Problem: Copy each line of the records that holds the string "purposes".

::: Given data

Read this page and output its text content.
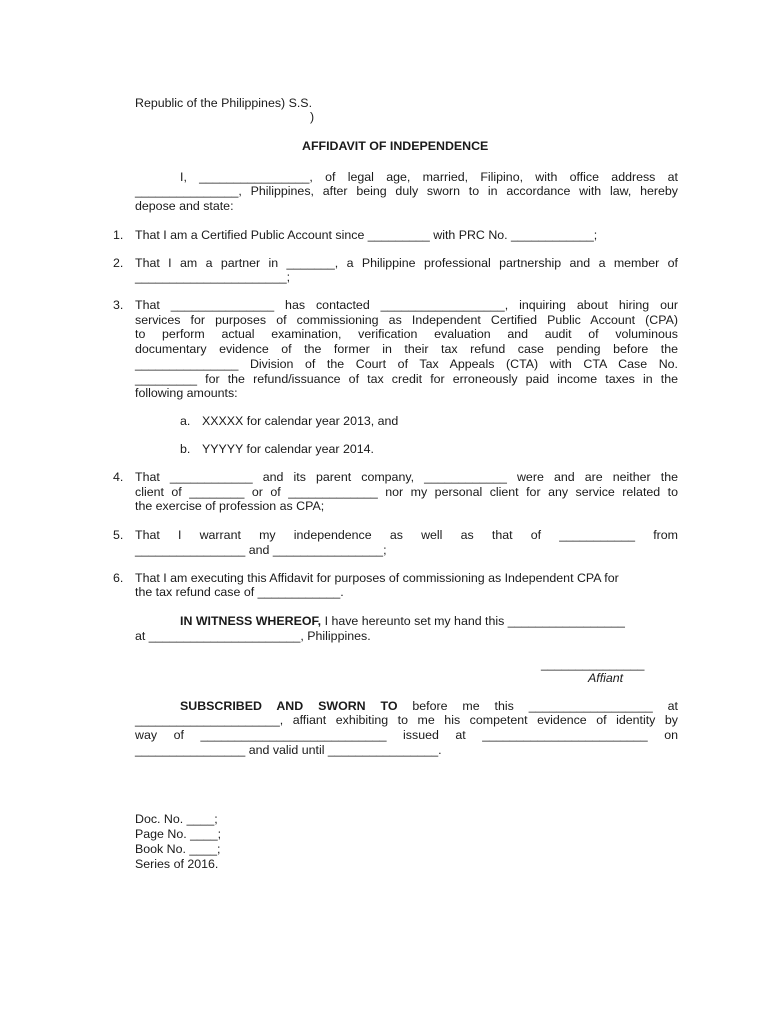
Republic of the Philippines) S.S.
)
AFFIDAVIT OF INDEPENDENCE
I, ________________, of legal age, married, Filipino, with office address at
_______________, Philippines, after being duly sworn to in accordance with law, hereby
depose and state:
1. That I am a Certified Public Account since _________ with PRC No. ____________;
2. That I am a partner in _______, a Philippine professional partnership and a member of
______________________;
3. That _______________ has contacted __________________, inquiring about hiring our
services for purposes of commissioning as Independent Certified Public Account (CPA)
to perform actual examination, verification evaluation and audit of voluminous
documentary evidence of the former in their tax refund case pending before the
_______________ Division of the Court of Tax Appeals (CTA) with CTA Case No.
_________ for the refund/issuance of tax credit for erroneously paid income taxes in the
following amounts:
a. XXXXX for calendar year 2013, and
b. YYYYY for calendar year 2014.
4. That ____________ and its parent company, ____________ were and are neither the
client of ________ or of _____________ nor my personal client for any service related to
the exercise of profession as CPA;
5. That I warrant my independence as well as that of ___________ from
________________ and ________________;
6. That I am executing this Affidavit for purposes of commissioning as Independent CPA for
the tax refund case of ____________.
IN WITNESS WHEREOF, I have hereunto set my hand this _________________
at ______________________, Philippines.
_______________
Affiant
SUBSCRIBED AND SWORN TO before me this __________________ at
_____________________, affiant exhibiting to me his competent evidence of identity by
way of ___________________________ issued at ________________________ on
________________ and valid until ________________.
Doc. No. ____;
Page No. ____;
Book No. ____;
Series of 2016.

::::::

Task response:
services for purposes of commissioning as Independent Certified Public Account (CPA)
6. That I am executing this Affidavit for purposes of commissioning as Independent CPA for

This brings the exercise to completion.